↓↓↓

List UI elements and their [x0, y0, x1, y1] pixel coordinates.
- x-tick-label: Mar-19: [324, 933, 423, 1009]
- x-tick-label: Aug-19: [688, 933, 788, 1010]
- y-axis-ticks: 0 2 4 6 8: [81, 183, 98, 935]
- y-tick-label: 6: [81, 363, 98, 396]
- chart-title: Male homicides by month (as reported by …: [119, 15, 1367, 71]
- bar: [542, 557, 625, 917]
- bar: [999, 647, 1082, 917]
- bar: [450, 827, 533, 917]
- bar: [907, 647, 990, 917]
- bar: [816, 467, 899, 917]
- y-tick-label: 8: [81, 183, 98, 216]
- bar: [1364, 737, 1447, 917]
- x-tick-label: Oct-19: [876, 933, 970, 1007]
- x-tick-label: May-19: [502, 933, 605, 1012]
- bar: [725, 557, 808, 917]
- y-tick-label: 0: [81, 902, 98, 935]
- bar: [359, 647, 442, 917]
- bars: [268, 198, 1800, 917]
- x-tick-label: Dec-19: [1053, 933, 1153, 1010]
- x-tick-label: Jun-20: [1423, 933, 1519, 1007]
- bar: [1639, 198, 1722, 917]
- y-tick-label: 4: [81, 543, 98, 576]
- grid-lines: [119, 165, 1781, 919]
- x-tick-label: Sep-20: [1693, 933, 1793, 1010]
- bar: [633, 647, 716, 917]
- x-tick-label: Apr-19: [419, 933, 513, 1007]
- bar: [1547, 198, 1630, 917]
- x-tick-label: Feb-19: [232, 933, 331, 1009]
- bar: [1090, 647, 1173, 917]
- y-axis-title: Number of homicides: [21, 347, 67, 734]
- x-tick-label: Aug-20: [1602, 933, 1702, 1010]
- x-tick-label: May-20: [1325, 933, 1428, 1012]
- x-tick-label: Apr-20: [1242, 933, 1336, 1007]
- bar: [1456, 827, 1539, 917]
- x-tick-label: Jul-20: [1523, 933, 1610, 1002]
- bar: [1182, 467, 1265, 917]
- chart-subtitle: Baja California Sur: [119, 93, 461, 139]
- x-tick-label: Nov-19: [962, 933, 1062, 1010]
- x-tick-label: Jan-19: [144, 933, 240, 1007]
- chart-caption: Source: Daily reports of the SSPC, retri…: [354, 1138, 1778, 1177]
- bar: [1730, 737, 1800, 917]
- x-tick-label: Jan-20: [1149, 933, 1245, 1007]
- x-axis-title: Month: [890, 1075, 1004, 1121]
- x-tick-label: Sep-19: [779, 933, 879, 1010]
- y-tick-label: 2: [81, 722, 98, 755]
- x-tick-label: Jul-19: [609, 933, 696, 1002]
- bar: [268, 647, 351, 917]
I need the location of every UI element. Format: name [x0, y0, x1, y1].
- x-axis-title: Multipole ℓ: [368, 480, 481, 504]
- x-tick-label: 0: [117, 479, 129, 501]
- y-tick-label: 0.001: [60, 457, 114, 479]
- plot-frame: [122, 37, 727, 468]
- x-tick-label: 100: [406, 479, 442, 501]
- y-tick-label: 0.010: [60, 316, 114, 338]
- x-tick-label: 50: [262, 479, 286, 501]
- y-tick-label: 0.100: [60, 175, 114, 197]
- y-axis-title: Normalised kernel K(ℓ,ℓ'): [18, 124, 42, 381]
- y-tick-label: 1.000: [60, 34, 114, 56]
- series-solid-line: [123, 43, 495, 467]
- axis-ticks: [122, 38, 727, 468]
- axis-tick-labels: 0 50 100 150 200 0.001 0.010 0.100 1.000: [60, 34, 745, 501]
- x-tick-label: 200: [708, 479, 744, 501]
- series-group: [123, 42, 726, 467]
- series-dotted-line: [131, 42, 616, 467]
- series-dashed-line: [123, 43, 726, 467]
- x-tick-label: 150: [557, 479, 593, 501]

↑↑↑

TASK DIRECTIONS
Rewrite every line of the data above, putting "x-axis-label" wherever "x-tick-label" appears and keeping everything else the same.

OUTPUT
List UI elements and their [x0, y0, x1, y1] pixel coordinates.
- x-axis-label: Mar-19: [324, 933, 423, 1009]
- x-axis-label: Aug-19: [688, 933, 788, 1010]
- y-axis-ticks: 0 2 4 6 8: [81, 183, 98, 935]
- y-tick-label: 6: [81, 363, 98, 396]
- chart-title: Male homicides by month (as reported by …: [119, 15, 1367, 71]
- bar: [542, 557, 625, 917]
- bar: [999, 647, 1082, 917]
- bar: [450, 827, 533, 917]
- bar: [907, 647, 990, 917]
- bar: [816, 467, 899, 917]
- y-tick-label: 8: [81, 183, 98, 216]
- bar: [1364, 737, 1447, 917]
- x-axis-label: Oct-19: [876, 933, 970, 1007]
- x-axis-label: May-19: [502, 933, 605, 1012]
- bar: [725, 557, 808, 917]
- y-tick-label: 0: [81, 902, 98, 935]
- bar: [359, 647, 442, 917]
- bars: [268, 198, 1800, 917]
- x-axis-label: Dec-19: [1053, 933, 1153, 1010]
- x-axis-label: Jun-20: [1423, 933, 1519, 1007]
- bar: [1639, 198, 1722, 917]
- y-tick-label: 4: [81, 543, 98, 576]
- grid-lines: [119, 165, 1781, 919]
- x-axis-label: Sep-20: [1693, 933, 1793, 1010]
- bar: [633, 647, 716, 917]
- x-axis-label: Apr-19: [419, 933, 513, 1007]
- bar: [1547, 198, 1630, 917]
- x-axis-label: Feb-19: [232, 933, 331, 1009]
- bar: [1090, 647, 1173, 917]
- y-axis-title: Number of homicides: [21, 347, 67, 734]
- x-axis-label: Aug-20: [1602, 933, 1702, 1010]
- x-axis-label: May-20: [1325, 933, 1428, 1012]
- x-axis-label: Apr-20: [1242, 933, 1336, 1007]
- bar: [1456, 827, 1539, 917]
- x-axis-label: Jul-20: [1523, 933, 1610, 1002]
- bar: [1182, 467, 1265, 917]
- chart-subtitle: Baja California Sur: [119, 93, 461, 139]
- x-axis-label: Nov-19: [962, 933, 1062, 1010]
- x-axis-label: Jan-19: [144, 933, 240, 1007]
- chart-caption: Source: Daily reports of the SSPC, retri…: [354, 1138, 1778, 1177]
- bar: [1730, 737, 1800, 917]
- x-axis-label: Jan-20: [1149, 933, 1245, 1007]
- x-axis-title: Month: [890, 1075, 1004, 1121]
- x-axis-label: Sep-19: [779, 933, 879, 1010]
- y-tick-label: 2: [81, 722, 98, 755]
- x-axis-label: Jul-19: [609, 933, 696, 1002]
- bar: [268, 647, 351, 917]
I need the location of every UI element. Format: name [x0, y0, x1, y1].
- x-axis-title: Multipole ℓ: [368, 480, 481, 504]
- x-axis-label: 0: [117, 479, 129, 501]
- y-tick-label: 0.001: [60, 457, 114, 479]
- plot-frame: [122, 37, 727, 468]
- x-axis-label: 100: [406, 479, 442, 501]
- y-tick-label: 0.010: [60, 316, 114, 338]
- x-axis-label: 50: [262, 479, 286, 501]
- y-tick-label: 0.100: [60, 175, 114, 197]
- y-axis-title: Normalised kernel K(ℓ,ℓ'): [18, 124, 42, 381]
- y-tick-label: 1.000: [60, 34, 114, 56]
- series-solid-line: [123, 43, 495, 467]
- axis-ticks: [122, 38, 727, 468]
- axis-tick-labels: 0 50 100 150 200 0.001 0.010 0.100 1.000: [60, 34, 745, 501]
- x-axis-label: 200: [708, 479, 744, 501]
- series-group: [123, 42, 726, 467]
- series-dotted-line: [131, 42, 616, 467]
- series-dashed-line: [123, 43, 726, 467]
- x-axis-label: 150: [557, 479, 593, 501]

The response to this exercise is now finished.